**DOMANDE DI STUDIO**
1. Rispondi alle seguenti domande in base all'articolo sulla crisi occupazionale da Covid 19, una risposta per riga con la stessa lettera:
(a) Quale istituto ha registrato i primi effetti della crisi?
(b) Di quanto sono aumentati gli inattivi in un anno, in valore assoluto e in percentuale?
(c) In quanti mesi di confinamento i disoccupati sono diventati complessivamente 400 mila in più?
2. Indica se ciascuna affermazione concorda con l'articolo sulla crisi occupazionale da Covid 19, rispondendo sì o no e citando alla lettera le parole decisive:
(a) Ad aprile 2020 la disoccupazione è aumentata di 274 mila persone.
(b) Il tasso di inattività è rimasto stabile.
(c) Gli inattivi sono aumentati di 746 mila.
3. Riprendi l'articolo sulla crisi occupazionale da Covid 19 a partire dalla frase successiva all'ultima riportata.

**TESTO DEL DOCUMENTO**

'''

Lo tsunami della crisi sociale: 274 mila disoccupati in un mese
L’Istat ha registrato i primi effetti della crisi sociale e occupazionale innescata dall’emergenza Covid 19. Ad aprile 2020 la disoccupazione è aumentata di 274 mila persone. Un aumento inedito in un solo mese, in particolare tra i precari a tempo determinato: -129 mila. Più colpite le donne (-143mila), gli uomini senza lavoro sono 131mila in più, e anche le partite Iva (-69mila). In due mesi di confinamento, e di blocco parziale della produzione in Italia, i disoccupati sono diventati complessivamente 400 mila in più. In tre mesi: -497mila. Il tasso di inattività è aumentato in misura esponenziale. Quest’ultimo indicatore restituisce, anche se parzialmente, la condizione del precariato di chi cerca un lavoro, ma non è in grado di trovarne uno perché il «mercato» è stato spazzato via dalla crisi. Gli inattivi sono aumentati di 746 mila, mentre in un anno sono diventati un milione e 462mila (+11,1%). È una precarietà al cubo. È una spia di una situazione più generale: il precariato di massa già esistente si sta allargando ancora di più e strutturando in una disoccupazione di lunga durata con un ulteriore perdita netta di salari già bassissimi e con tutele sociali insufficienti, categoriali, temporanei, quando esistono.

'''

Record di dati
'''

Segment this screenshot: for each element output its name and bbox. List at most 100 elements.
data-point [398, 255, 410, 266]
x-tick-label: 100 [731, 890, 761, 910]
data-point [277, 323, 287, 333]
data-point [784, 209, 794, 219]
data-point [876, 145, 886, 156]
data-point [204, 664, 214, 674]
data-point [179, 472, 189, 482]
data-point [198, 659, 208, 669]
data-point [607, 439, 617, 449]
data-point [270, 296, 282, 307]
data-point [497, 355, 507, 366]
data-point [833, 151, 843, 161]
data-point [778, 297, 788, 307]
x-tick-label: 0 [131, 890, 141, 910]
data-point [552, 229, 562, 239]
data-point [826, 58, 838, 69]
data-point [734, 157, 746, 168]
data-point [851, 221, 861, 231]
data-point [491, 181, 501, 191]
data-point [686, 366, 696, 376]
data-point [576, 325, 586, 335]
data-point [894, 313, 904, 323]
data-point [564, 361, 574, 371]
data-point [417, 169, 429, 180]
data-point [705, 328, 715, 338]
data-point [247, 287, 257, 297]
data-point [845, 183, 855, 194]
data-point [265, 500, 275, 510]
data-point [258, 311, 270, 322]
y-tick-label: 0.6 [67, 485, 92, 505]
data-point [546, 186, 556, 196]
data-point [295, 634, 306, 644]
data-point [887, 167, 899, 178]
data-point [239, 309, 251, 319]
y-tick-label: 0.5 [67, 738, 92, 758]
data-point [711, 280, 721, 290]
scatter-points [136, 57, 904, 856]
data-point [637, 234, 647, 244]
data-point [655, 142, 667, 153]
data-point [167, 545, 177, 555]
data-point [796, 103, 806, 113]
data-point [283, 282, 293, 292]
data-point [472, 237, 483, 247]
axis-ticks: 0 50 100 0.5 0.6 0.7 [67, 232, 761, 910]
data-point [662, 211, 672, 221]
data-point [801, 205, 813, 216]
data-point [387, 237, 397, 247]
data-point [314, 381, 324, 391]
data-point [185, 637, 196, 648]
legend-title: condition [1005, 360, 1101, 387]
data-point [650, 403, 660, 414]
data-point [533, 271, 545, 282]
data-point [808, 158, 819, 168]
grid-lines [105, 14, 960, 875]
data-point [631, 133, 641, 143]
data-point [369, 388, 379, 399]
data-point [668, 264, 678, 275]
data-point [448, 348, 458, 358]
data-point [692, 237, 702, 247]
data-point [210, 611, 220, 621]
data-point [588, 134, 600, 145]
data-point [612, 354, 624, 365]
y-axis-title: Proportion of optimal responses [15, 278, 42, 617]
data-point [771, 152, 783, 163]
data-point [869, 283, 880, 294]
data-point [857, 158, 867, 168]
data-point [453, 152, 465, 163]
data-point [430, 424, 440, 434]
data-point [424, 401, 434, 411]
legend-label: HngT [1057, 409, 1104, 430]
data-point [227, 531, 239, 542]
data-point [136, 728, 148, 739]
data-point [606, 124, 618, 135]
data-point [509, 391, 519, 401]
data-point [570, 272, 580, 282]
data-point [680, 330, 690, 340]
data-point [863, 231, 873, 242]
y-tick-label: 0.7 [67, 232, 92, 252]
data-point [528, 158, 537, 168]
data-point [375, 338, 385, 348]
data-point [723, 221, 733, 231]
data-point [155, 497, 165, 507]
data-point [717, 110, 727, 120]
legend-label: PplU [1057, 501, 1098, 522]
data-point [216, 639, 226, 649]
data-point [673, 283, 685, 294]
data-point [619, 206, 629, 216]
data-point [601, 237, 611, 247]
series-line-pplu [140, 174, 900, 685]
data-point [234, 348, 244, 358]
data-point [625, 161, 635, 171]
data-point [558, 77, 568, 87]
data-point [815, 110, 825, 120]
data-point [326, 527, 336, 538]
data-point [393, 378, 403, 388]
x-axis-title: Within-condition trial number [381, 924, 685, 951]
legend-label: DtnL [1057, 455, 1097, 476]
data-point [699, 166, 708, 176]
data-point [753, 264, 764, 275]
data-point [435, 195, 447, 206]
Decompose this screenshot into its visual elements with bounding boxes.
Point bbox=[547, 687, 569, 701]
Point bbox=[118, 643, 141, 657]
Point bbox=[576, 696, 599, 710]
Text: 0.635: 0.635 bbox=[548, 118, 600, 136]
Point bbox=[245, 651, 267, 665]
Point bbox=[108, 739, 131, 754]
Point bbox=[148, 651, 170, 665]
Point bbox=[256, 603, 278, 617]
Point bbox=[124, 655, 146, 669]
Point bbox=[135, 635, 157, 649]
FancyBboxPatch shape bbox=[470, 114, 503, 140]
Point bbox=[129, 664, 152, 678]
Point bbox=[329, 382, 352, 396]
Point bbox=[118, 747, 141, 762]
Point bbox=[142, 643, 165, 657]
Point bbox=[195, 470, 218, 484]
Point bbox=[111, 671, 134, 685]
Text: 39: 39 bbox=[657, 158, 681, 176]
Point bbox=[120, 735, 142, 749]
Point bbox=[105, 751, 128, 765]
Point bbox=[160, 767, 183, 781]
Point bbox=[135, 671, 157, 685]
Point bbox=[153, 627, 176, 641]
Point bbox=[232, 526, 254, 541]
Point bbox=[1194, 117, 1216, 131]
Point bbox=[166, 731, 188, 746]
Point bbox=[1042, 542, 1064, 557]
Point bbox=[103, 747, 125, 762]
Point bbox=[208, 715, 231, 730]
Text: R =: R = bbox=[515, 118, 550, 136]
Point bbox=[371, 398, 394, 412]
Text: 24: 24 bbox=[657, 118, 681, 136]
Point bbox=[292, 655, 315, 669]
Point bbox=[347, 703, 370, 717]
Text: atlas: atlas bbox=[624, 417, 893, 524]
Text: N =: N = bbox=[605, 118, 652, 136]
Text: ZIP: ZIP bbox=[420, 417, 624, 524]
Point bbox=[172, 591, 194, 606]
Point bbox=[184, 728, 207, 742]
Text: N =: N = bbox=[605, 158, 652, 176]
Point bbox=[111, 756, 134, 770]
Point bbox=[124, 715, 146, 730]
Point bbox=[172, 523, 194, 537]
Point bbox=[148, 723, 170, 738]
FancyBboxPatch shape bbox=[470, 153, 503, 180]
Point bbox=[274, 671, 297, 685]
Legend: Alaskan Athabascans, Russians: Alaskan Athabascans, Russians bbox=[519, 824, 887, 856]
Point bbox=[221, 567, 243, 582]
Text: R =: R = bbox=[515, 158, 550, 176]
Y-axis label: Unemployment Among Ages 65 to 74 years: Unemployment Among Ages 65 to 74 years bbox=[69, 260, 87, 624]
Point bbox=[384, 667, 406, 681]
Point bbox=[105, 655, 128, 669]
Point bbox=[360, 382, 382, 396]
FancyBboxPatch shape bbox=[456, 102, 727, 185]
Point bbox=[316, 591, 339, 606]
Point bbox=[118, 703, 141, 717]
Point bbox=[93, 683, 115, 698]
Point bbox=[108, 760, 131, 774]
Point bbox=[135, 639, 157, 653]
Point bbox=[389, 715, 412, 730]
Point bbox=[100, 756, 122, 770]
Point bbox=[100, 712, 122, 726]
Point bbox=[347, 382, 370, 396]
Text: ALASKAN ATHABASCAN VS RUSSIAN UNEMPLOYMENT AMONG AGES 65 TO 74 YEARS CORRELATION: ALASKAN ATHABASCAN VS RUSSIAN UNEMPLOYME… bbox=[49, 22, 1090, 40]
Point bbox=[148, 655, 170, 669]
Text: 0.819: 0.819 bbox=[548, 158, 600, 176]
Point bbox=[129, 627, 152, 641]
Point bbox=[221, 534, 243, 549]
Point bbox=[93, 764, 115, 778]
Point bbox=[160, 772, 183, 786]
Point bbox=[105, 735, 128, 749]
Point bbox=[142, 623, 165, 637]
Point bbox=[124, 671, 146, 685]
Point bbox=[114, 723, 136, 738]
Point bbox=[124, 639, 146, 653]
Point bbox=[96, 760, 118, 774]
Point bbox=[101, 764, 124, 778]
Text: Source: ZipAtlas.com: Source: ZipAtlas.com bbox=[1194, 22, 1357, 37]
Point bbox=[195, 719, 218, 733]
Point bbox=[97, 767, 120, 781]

'''

**SOLUZIONI DEI COMPITI**
1.
(a) L'Istat.
(b) Di un milione e 462mila (+11,1%).
(c) In due mesi.

2.
(a) Sì: "Ad aprile 2020 la disoccupazione è aumentata di 274 mila persone."
(b) No: "Il tasso di inattività è aumentato in misura esponenziale."
(c) Sì: "Gli inattivi sono aumentati di 746 mila"

3.
Il secondo tempo della crisi è dunque iniziato. L’esecutivo ha già previsto mezzo milioni di disoccupati nel documenti di economia e finanza (Def). Nella relazione annuale Banca Italia ha parlato di oltre 800 mila, ma potrebbero superare persino i due milioni in determinate condizioni. Nei dati Istat di ieri va evidenziato il ruolo che ha avuto il blocco dei licenziamenti rinnovato dal decreto rilancio per un totale di cinque mesi. Un altro boom della disoccupazione potrebbe avvenire il giorno dopo la scadenza di questo termine. Per evitarlo i sindacati stanno chiedendo il governo l’estensione del blocco. Valutazione convergente va fatta sull’estensione delle casse integrazioni. Il Ministro dell’Economia Roberto Gualtieri ha sostenuto che questo istituto, a garanzia della continuità produttiva delle imprese ma non della tutela della totalità dei salari dei lavoratori, è servito per il momento ad evitare gli aumenti spaventosi della disoccupazione che si sono visti negli Stati Uniti dove, in poche settimane, ci sono stati oltre 40 milioni di disoccupati in più. Resta tuttavia da capire da oggi, fino a ottobre quando dovrebbe terminare questo lungo ciclo che riguarda complessivamente 7 milioni di lavoratori dipendenti, garantiti solo parzialmente sulla totalità del salario quanti di questi riuscirà a mantenere il lavoro. Per fermare la valanga i sindacati chiedono il prolungamento sia del blocco dei licenziamenti che degli ammortizzatori. Questi ultimi, va ricordato, sono stati riformati dal Jobs Act di Renzi e del Pd per tutt’altra funzione: garantire il meno possibile il lavoratore che ha perso il lavoro e rispedirlo nel più breve tempo possibile nel precariato. Nella recessione sono opposte: oggi è necessario concepire tutele di lungo periodo per tutti i disoccupati, precari e inoccupati.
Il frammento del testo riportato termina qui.